> **Exercise prompt**
Copy word for word the lines below, starting at the line that contains "Localize each UI" and ending at the line that contains "Bar (316, 388, 341, 390)", both included.

> **Data extract**

======

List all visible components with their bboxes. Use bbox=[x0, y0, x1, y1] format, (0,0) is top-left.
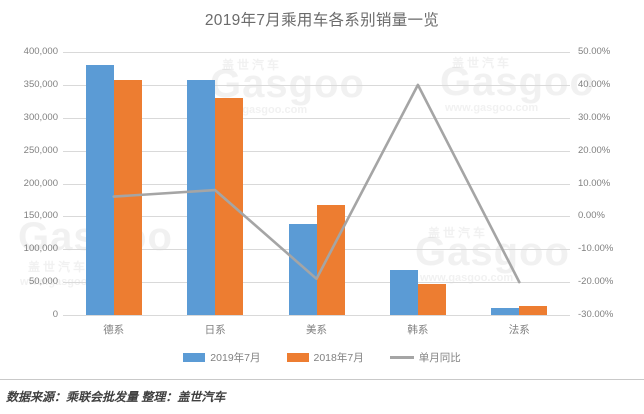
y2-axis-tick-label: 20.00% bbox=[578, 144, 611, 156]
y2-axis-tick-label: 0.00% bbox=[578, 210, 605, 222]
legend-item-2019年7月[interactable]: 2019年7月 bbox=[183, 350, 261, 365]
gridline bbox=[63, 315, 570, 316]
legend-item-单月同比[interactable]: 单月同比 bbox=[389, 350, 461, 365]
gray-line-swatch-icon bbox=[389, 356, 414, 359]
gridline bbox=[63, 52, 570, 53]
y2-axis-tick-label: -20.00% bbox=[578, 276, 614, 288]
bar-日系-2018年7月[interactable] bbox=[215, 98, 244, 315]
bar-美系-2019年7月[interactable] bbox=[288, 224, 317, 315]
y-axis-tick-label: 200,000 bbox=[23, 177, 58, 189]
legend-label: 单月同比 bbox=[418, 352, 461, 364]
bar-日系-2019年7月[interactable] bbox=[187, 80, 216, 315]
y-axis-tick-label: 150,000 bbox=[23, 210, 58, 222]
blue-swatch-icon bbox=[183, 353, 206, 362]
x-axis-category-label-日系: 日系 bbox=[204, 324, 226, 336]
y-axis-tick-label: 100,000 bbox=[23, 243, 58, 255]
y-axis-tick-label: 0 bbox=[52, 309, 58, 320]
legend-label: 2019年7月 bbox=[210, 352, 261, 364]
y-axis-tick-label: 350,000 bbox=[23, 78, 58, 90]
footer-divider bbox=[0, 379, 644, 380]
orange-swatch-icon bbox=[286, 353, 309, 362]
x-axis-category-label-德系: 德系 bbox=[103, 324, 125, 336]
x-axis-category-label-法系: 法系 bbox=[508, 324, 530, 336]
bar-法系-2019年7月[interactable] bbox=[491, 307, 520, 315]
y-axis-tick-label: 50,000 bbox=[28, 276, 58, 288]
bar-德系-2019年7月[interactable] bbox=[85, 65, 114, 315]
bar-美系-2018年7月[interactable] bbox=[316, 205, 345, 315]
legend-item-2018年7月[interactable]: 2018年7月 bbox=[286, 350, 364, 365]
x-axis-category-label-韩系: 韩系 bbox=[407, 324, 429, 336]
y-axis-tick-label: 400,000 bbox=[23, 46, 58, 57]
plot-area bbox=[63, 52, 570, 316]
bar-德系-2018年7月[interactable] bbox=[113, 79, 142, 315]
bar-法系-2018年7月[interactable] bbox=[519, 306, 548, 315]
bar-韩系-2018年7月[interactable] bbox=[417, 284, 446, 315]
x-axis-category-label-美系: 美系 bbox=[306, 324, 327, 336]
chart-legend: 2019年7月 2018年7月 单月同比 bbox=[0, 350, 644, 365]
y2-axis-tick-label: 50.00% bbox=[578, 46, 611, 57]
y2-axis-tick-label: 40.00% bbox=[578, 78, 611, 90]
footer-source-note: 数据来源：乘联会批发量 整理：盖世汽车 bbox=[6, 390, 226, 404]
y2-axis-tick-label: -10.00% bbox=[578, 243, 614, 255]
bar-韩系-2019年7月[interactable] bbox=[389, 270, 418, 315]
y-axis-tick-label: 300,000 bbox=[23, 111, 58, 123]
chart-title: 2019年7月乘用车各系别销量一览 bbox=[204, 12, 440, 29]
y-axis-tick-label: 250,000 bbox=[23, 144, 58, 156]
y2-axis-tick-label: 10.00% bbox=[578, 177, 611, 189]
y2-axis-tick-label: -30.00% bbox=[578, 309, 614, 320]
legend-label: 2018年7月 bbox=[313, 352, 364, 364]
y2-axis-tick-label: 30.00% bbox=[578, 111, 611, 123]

======

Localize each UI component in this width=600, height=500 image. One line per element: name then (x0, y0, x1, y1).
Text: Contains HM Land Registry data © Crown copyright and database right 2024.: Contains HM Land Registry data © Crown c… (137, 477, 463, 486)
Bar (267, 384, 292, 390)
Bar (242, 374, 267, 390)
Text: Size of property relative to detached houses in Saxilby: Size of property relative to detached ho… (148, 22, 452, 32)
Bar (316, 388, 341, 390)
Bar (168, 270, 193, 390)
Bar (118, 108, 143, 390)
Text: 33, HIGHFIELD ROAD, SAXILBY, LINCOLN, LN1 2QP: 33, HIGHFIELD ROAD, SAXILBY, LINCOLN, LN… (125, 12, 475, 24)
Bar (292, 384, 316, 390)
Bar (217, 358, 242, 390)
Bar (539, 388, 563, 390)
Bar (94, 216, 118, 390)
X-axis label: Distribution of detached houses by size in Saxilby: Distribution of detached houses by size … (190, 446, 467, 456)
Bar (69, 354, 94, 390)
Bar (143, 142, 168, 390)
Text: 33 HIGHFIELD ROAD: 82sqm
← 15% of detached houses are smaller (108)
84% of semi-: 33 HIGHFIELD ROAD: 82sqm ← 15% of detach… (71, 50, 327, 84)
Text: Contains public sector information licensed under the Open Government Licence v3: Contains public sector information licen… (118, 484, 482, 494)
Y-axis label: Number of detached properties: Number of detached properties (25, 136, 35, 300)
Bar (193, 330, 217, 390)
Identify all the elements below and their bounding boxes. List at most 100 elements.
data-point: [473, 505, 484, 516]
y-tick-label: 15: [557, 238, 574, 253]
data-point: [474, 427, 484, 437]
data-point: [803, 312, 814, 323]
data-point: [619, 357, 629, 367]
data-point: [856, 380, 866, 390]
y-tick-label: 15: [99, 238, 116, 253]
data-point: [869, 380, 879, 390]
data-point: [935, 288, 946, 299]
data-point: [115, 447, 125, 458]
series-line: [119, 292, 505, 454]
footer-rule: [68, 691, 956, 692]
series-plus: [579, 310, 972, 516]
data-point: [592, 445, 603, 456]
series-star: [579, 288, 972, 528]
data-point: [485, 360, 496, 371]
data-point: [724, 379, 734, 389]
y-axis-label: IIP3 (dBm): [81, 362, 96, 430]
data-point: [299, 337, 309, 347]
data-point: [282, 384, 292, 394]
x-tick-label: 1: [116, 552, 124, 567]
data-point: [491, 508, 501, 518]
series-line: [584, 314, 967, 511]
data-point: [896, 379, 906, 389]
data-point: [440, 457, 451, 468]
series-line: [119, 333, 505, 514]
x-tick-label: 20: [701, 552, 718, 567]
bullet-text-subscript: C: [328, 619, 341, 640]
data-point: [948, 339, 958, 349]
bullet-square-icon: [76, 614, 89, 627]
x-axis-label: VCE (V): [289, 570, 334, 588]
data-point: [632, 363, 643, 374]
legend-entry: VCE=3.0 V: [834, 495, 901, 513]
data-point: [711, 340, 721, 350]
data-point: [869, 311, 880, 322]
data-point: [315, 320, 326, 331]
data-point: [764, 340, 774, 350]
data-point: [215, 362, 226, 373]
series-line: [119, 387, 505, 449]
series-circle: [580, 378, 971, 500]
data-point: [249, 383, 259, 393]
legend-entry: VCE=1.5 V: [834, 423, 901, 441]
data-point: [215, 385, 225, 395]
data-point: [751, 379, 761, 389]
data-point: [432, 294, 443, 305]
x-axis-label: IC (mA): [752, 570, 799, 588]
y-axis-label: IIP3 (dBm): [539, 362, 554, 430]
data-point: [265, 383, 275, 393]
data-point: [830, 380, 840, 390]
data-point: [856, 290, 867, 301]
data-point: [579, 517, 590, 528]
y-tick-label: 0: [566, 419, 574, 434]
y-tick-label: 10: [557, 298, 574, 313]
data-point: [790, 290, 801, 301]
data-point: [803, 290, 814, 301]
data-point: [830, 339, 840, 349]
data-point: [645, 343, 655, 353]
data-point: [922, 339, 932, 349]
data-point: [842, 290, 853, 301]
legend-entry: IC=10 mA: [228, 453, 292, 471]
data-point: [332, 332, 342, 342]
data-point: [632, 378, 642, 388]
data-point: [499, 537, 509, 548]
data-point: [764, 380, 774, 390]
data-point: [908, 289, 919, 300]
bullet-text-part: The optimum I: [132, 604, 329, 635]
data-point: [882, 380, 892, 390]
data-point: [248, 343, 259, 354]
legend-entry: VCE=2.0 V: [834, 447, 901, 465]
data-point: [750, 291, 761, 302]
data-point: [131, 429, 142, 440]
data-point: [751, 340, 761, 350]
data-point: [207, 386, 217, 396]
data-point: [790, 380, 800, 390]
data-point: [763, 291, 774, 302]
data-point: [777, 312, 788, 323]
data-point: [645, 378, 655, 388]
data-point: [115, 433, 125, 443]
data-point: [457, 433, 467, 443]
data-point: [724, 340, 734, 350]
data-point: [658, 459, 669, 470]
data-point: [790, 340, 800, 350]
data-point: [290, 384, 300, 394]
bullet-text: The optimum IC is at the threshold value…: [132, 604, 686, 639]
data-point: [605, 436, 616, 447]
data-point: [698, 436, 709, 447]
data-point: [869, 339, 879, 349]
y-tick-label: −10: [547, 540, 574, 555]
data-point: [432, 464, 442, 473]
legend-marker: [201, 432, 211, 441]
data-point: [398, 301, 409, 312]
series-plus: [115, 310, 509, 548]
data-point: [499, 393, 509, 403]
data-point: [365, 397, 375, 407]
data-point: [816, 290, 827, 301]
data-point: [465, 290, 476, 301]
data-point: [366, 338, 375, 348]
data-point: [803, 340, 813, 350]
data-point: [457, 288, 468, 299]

======

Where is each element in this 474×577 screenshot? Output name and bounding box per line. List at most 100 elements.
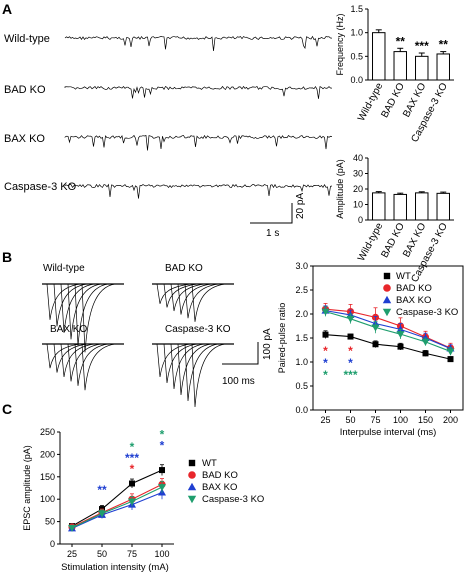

======

> **Worked answer**
Localize each UI component in this width=600, height=500 image. One line per element: name then (x0, y0, x1, y1).
Text: Contains HM Land Registry data © Crown copyright and database right 2024.: Contains HM Land Registry data © Crown c… (137, 477, 463, 486)
Bar (267, 384, 292, 390)
Bar (242, 374, 267, 390)
Text: Size of property relative to detached houses in Saxilby: Size of property relative to detached ho… (148, 22, 452, 32)
Bar (316, 388, 341, 390)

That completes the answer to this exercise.